What you are asked to do:
Produce the listing below again, exactly as shown.

┌─ Data shown

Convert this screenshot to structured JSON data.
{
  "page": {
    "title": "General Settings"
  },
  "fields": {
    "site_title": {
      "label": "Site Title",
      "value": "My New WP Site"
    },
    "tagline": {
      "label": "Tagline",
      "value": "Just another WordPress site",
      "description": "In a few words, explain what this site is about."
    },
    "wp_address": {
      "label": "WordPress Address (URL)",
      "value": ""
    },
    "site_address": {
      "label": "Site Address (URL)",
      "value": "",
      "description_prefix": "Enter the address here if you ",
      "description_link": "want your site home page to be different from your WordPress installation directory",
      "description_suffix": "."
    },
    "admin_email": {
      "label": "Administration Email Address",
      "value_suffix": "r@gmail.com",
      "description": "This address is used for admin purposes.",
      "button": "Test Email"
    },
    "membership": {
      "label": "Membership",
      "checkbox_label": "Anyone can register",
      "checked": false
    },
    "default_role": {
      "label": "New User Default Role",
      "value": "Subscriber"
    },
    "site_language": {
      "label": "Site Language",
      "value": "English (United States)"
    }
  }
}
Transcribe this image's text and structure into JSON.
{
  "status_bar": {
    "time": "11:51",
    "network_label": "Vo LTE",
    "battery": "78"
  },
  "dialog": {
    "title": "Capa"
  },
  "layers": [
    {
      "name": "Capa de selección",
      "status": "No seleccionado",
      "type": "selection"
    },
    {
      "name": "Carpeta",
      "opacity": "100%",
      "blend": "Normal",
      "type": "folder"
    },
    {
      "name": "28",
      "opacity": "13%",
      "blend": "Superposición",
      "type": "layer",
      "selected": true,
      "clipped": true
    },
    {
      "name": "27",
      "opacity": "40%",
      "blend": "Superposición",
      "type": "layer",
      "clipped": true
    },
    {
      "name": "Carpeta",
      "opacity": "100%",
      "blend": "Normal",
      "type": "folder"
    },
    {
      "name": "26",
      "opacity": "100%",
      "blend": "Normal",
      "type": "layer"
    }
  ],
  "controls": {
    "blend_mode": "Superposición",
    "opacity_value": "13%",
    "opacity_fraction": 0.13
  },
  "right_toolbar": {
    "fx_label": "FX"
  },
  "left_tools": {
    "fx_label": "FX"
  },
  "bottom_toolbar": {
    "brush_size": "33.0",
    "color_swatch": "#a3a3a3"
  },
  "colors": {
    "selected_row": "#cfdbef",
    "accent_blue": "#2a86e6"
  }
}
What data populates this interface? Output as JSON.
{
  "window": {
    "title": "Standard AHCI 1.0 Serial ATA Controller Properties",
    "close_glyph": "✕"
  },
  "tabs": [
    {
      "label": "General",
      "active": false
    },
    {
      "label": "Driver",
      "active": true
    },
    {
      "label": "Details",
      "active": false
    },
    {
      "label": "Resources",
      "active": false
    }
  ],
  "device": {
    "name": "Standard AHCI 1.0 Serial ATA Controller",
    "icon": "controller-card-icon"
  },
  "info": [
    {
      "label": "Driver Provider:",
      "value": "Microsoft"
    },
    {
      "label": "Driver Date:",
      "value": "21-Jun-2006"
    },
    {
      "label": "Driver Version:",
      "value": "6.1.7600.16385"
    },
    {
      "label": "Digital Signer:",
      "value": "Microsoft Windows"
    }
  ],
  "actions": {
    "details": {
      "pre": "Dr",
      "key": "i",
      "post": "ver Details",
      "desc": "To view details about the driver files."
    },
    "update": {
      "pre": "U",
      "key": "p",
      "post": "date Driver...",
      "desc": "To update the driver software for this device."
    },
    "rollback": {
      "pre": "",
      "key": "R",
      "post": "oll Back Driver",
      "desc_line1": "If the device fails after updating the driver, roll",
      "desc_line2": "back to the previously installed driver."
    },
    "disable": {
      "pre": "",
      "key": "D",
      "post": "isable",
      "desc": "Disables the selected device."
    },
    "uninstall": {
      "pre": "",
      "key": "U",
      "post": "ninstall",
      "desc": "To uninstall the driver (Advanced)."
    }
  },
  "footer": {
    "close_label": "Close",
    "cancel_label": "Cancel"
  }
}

└─

The answer:
Convert this screenshot to structured JSON data.
{
  "page": {
    "title": "General Settings"
  },
  "fields": {
    "site_title": {
      "label": "Site Title",
      "value": "My New WP Site"
    },
    "tagline": {
      "label": "Tagline",
      "value": "Just another WordPress site",
      "description": "In a few words, explain what this site is about."
    },
    "wp_address": {
      "label": "WordPress Address (URL)",
      "value": ""
    },
    "site_address": {
      "label": "Site Address (URL)",
      "value": "",
      "description_prefix": "Enter the address here if you ",
      "description_link": "want your site home page to be different from your WordPress installation directory",
      "description_suffix": "."
    },
    "admin_email": {
      "label": "Administration Email Address",
      "value_suffix": "r@gmail.com",
      "description": "This address is used for admin purposes.",
      "button": "Test Email"
    },
    "membership": {
      "label": "Membership",
      "checkbox_label": "Anyone can register",
      "checked": false
    },
    "default_role": {
      "label": "New User Default Role",
      "value": "Subscriber"
    },
    "site_language": {
      "label": "Site Language",
      "value": "English (United States)"
    }
  }
}
Transcribe this image's text and structure into JSON.
{
  "status_bar": {
    "time": "11:51",
    "network_label": "Vo LTE",
    "battery": "78"
  },
  "dialog": {
    "title": "Capa"
  },
  "layers": [
    {
      "name": "Capa de selección",
      "status": "No seleccionado",
      "type": "selection"
    },
    {
      "name": "Carpeta",
      "opacity": "100%",
      "blend": "Normal",
      "type": "folder"
    },
    {
      "name": "28",
      "opacity": "13%",
      "blend": "Superposición",
      "type": "layer",
      "selected": true,
      "clipped": true
    },
    {
      "name": "27",
      "opacity": "40%",
      "blend": "Superposición",
      "type": "layer",
      "clipped": true
    },
    {
      "name": "Carpeta",
      "opacity": "100%",
      "blend": "Normal",
      "type": "folder"
    },
    {
      "name": "26",
      "opacity": "100%",
      "blend": "Normal",
      "type": "layer"
    }
  ],
  "controls": {
    "blend_mode": "Superposición",
    "opacity_value": "13%",
    "opacity_fraction": 0.13
  },
  "right_toolbar": {
    "fx_label": "FX"
  },
  "left_tools": {
    "fx_label": "FX"
  },
  "bottom_toolbar": {
    "brush_size": "33.0",
    "color_swatch": "#a3a3a3"
  },
  "colors": {
    "selected_row": "#cfdbef",
    "accent_blue": "#2a86e6"
  }
}
What data populates this interface? Output as JSON.
{
  "window": {
    "title": "Standard AHCI 1.0 Serial ATA Controller Properties",
    "close_glyph": "✕"
  },
  "tabs": [
    {
      "label": "General",
      "active": false
    },
    {
      "label": "Driver",
      "active": true
    },
    {
      "label": "Details",
      "active": false
    },
    {
      "label": "Resources",
      "active": false
    }
  ],
  "device": {
    "name": "Standard AHCI 1.0 Serial ATA Controller",
    "icon": "controller-card-icon"
  },
  "info": [
    {
      "label": "Driver Provider:",
      "value": "Microsoft"
    },
    {
      "label": "Driver Date:",
      "value": "21-Jun-2006"
    },
    {
      "label": "Driver Version:",
      "value": "6.1.7600.16385"
    },
    {
      "label": "Digital Signer:",
      "value": "Microsoft Windows"
    }
  ],
  "actions": {
    "details": {
      "pre": "Dr",
      "key": "i",
      "post": "ver Details",
      "desc": "To view details about the driver files."
    },
    "update": {
      "pre": "U",
      "key": "p",
      "post": "date Driver...",
      "desc": "To update the driver software for this device."
    },
    "rollback": {
      "pre": "",
      "key": "R",
      "post": "oll Back Driver",
      "desc_line1": "If the device fails after updating the driver, roll",
      "desc_line2": "back to the previously installed driver."
    },
    "disable": {
      "pre": "",
      "key": "D",
      "post": "isable",
      "desc": "Disables the selected device."
    },
    "uninstall": {
      "pre": "",
      "key": "U",
      "post": "ninstall",
      "desc": "To uninstall the driver (Advanced)."
    }
  },
  "footer": {
    "close_label": "Close",
    "cancel_label": "Cancel"
  }
}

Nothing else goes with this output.